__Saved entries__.
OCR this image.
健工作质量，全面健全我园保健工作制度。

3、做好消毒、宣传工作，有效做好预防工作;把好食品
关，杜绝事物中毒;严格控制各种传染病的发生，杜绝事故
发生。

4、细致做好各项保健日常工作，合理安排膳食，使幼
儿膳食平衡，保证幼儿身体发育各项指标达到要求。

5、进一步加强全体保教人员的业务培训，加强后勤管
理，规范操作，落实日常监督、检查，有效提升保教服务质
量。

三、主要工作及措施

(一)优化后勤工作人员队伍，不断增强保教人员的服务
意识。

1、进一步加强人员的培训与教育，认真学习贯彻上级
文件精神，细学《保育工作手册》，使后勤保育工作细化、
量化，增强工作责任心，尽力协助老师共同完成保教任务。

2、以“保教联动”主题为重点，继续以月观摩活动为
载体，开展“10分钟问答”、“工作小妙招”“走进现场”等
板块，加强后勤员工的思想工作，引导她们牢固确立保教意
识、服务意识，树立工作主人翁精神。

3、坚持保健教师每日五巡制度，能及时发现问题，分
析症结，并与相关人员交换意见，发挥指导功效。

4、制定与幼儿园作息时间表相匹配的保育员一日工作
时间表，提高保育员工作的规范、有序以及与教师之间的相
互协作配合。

__Directions for this task__.
Write the entire listing out again, word for word.

__Correct response__.
OCR this image.
健工作质量，全面健全我园保健工作制度。

3、做好消毒、宣传工作，有效做好预防工作;把好食品
关，杜绝事物中毒;严格控制各种传染病的发生，杜绝事故
发生。

4、细致做好各项保健日常工作，合理安排膳食，使幼
儿膳食平衡，保证幼儿身体发育各项指标达到要求。

5、进一步加强全体保教人员的业务培训，加强后勤管
理，规范操作，落实日常监督、检查，有效提升保教服务质
量。

三、主要工作及措施

(一)优化后勤工作人员队伍，不断增强保教人员的服务
意识。

1、进一步加强人员的培训与教育，认真学习贯彻上级
文件精神，细学《保育工作手册》，使后勤保育工作细化、
量化，增强工作责任心，尽力协助老师共同完成保教任务。

2、以“保教联动”主题为重点，继续以月观摩活动为
载体，开展“10分钟问答”、“工作小妙招”“走进现场”等
板块，加强后勤员工的思想工作，引导她们牢固确立保教意
识、服务意识，树立工作主人翁精神。

3、坚持保健教师每日五巡制度，能及时发现问题，分
析症结，并与相关人员交换意见，发挥指导功效。

4、制定与幼儿园作息时间表相匹配的保育员一日工作
时间表，提高保育员工作的规范、有序以及与教师之间的相
互协作配合。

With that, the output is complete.